## Problem statement
Reproduce the entries word for word, and omit any picture you find in them.

## Material provided

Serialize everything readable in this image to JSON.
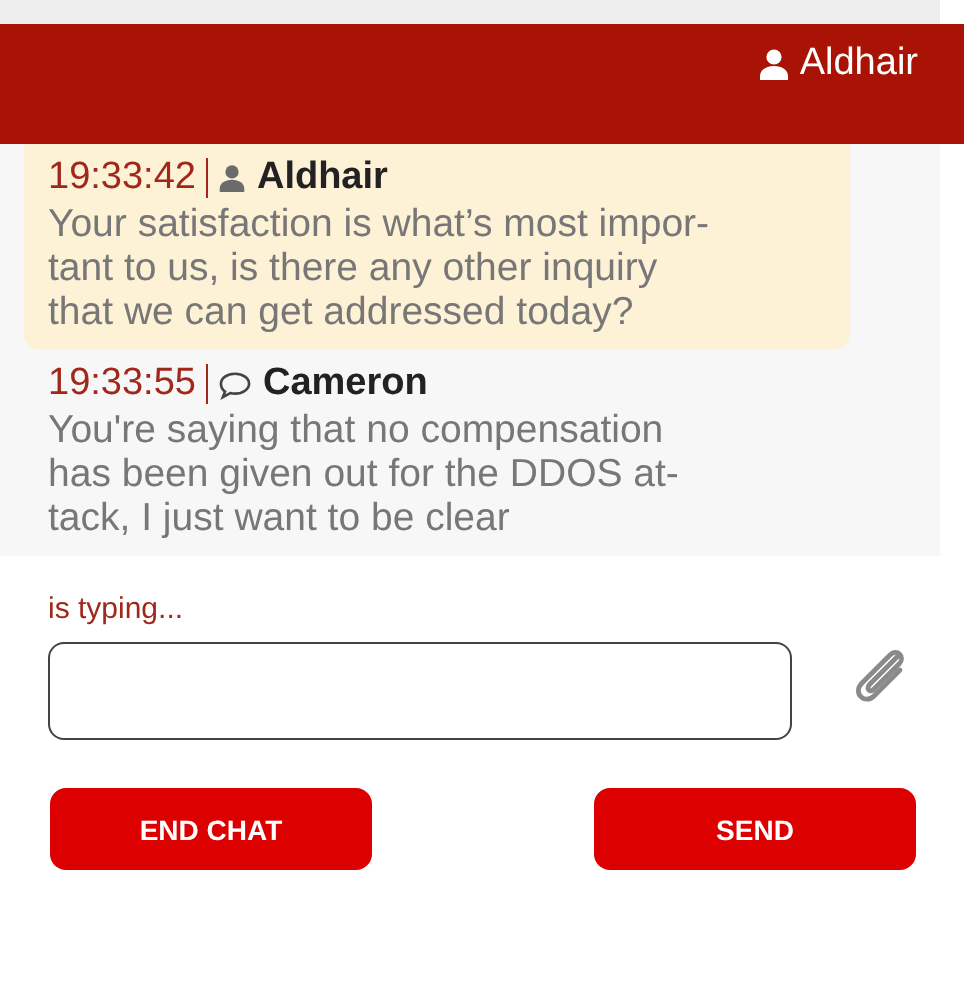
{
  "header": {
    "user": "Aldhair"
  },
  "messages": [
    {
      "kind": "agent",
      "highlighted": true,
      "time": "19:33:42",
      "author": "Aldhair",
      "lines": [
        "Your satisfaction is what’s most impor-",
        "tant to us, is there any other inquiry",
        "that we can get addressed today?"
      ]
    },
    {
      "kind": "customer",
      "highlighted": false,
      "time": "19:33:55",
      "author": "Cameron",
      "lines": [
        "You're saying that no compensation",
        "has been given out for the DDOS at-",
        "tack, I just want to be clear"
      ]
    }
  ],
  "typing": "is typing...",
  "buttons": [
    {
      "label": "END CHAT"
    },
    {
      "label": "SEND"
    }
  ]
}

## Response to the task
Serialize everything readable in this image to JSON.
{
  "header": {
    "user": "Aldhair"
  },
  "messages": [
    {
      "kind": "agent",
      "highlighted": true,
      "time": "19:33:42",
      "author": "Aldhair",
      "lines": [
        "Your satisfaction is what’s most impor-",
        "tant to us, is there any other inquiry",
        "that we can get addressed today?"
      ]
    },
    {
      "kind": "customer",
      "highlighted": false,
      "time": "19:33:55",
      "author": "Cameron",
      "lines": [
        "You're saying that no compensation",
        "has been given out for the DDOS at-",
        "tack, I just want to be clear"
      ]
    }
  ],
  "typing": "is typing...",
  "buttons": [
    {
      "label": "END CHAT"
    },
    {
      "label": "SEND"
    }
  ]
}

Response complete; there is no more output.